### WHAT THE EXERCISE ASKS:
Look through the material below. Copy each line that contains the string "Explain".

╭─ DATA ENTRIES

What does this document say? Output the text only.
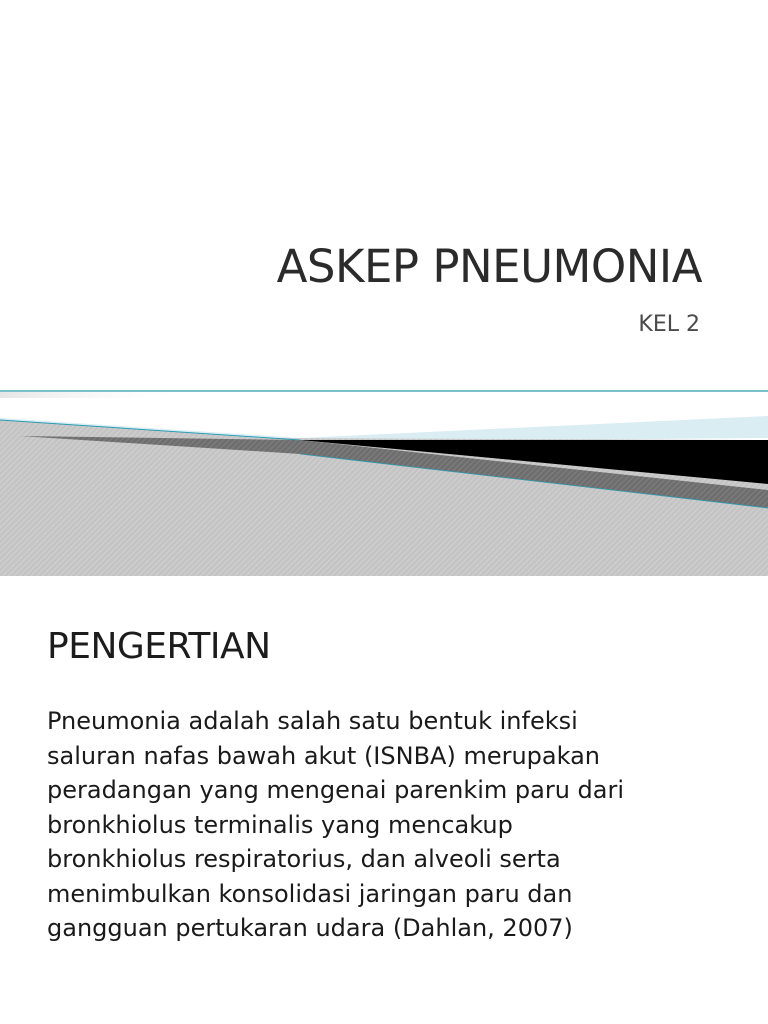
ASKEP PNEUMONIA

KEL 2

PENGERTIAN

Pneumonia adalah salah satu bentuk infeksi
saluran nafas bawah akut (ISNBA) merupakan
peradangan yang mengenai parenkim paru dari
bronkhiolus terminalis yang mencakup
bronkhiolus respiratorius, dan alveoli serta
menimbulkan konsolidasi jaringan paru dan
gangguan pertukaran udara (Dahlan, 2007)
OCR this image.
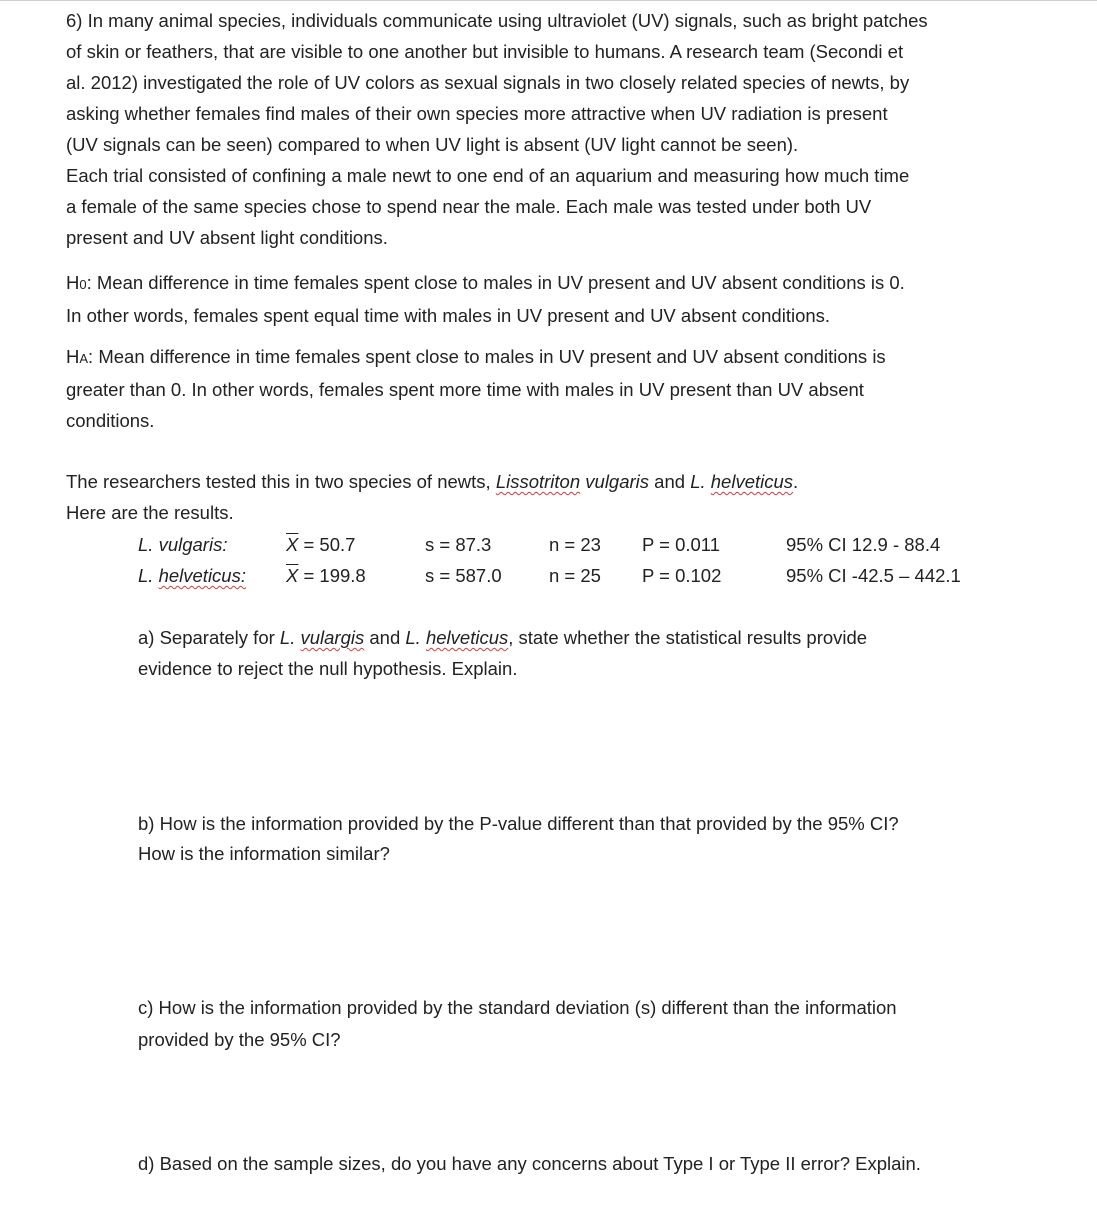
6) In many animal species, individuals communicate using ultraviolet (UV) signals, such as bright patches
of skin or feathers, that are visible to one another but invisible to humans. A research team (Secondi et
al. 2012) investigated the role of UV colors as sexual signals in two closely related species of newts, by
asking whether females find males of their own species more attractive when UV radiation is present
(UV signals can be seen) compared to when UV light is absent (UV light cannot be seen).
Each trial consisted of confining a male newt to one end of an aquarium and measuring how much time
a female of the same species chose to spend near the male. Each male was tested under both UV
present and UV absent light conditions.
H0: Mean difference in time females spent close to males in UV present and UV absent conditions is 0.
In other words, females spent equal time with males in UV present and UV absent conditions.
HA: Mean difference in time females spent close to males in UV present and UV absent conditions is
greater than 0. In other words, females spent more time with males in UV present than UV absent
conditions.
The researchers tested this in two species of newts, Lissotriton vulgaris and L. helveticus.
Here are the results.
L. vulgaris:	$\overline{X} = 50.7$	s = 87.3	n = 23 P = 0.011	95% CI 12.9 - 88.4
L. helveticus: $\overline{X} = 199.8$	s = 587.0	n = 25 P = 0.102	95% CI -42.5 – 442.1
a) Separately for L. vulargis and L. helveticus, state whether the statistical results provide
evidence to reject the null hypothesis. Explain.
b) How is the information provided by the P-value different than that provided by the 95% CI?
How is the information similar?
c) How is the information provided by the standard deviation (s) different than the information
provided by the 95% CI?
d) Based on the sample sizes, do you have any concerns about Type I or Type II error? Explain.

╰─

### ANSWER TO THIS PROBLEM:
evidence to reject the null hypothesis. Explain.
d) Based on the sample sizes, do you have any concerns about Type I or Type II error? Explain.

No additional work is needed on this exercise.